◆ TASK DESCRIPTION ◆
Reproduce the material below line for line, keeping every character unchanged.

◆ INFORMATION GIVEN ◆
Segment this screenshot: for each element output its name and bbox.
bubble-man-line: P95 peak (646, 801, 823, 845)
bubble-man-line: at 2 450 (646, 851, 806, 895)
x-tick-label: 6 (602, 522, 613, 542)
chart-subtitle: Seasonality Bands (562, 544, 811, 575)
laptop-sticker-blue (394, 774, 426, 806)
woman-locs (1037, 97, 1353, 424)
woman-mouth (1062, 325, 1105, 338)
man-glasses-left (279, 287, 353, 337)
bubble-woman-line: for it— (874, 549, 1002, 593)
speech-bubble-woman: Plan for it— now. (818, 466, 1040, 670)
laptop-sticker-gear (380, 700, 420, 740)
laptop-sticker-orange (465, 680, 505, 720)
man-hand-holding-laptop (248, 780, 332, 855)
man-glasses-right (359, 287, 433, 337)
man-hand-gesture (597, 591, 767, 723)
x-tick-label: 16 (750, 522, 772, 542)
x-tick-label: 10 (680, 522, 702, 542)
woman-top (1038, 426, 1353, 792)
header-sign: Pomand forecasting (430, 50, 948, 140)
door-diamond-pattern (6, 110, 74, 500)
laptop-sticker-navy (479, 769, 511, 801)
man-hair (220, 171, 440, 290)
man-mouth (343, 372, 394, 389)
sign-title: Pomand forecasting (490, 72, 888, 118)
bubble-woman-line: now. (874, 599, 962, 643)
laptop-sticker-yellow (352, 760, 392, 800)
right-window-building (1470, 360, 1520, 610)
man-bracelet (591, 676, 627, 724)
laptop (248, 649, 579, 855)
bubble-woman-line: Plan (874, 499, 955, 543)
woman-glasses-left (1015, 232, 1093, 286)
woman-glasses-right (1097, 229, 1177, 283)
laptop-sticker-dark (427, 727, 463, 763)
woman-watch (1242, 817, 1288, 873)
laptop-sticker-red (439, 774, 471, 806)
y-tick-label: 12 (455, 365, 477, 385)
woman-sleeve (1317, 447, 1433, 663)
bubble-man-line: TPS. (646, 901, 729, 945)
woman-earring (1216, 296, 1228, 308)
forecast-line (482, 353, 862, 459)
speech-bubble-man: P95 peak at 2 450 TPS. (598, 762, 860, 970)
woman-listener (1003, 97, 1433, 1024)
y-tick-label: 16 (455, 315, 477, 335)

◆ SOLVED PROBLEM ◆
Segment this screenshot: for each element output its name and bbox.
bubble-man-line: P95 peak (646, 801, 823, 845)
bubble-man-line: at 2 450 (646, 851, 806, 895)
x-tick-label: 6 (602, 522, 613, 542)
chart-subtitle: Seasonality Bands (562, 544, 811, 575)
laptop-sticker-blue (394, 774, 426, 806)
woman-locs (1037, 97, 1353, 424)
woman-mouth (1062, 325, 1105, 338)
man-glasses-left (279, 287, 353, 337)
bubble-woman-line: for it— (874, 549, 1002, 593)
speech-bubble-woman: Plan for it— now. (818, 466, 1040, 670)
laptop-sticker-gear (380, 700, 420, 740)
laptop-sticker-orange (465, 680, 505, 720)
man-hand-holding-laptop (248, 780, 332, 855)
man-glasses-right (359, 287, 433, 337)
man-hand-gesture (597, 591, 767, 723)
x-tick-label: 16 (750, 522, 772, 542)
x-tick-label: 10 (680, 522, 702, 542)
woman-top (1038, 426, 1353, 792)
header-sign: Pomand forecasting (430, 50, 948, 140)
door-diamond-pattern (6, 110, 74, 500)
laptop-sticker-navy (479, 769, 511, 801)
man-hair (220, 171, 440, 290)
man-mouth (343, 372, 394, 389)
sign-title: Pomand forecasting (490, 72, 888, 118)
bubble-woman-line: now. (874, 599, 962, 643)
laptop-sticker-yellow (352, 760, 392, 800)
right-window-building (1470, 360, 1520, 610)
man-bracelet (591, 676, 627, 724)
laptop (248, 649, 579, 855)
bubble-woman-line: Plan (874, 499, 955, 543)
woman-glasses-left (1015, 232, 1093, 286)
woman-glasses-right (1097, 229, 1177, 283)
laptop-sticker-dark (427, 727, 463, 763)
woman-watch (1242, 817, 1288, 873)
laptop-sticker-red (439, 774, 471, 806)
y-tick-label: 12 (455, 365, 477, 385)
woman-sleeve (1317, 447, 1433, 663)
bubble-man-line: TPS. (646, 901, 729, 945)
woman-earring (1216, 296, 1228, 308)
forecast-line (482, 353, 862, 459)
speech-bubble-man: P95 peak at 2 450 TPS. (598, 762, 860, 970)
woman-listener (1003, 97, 1433, 1024)
y-tick-label: 16 (455, 315, 477, 335)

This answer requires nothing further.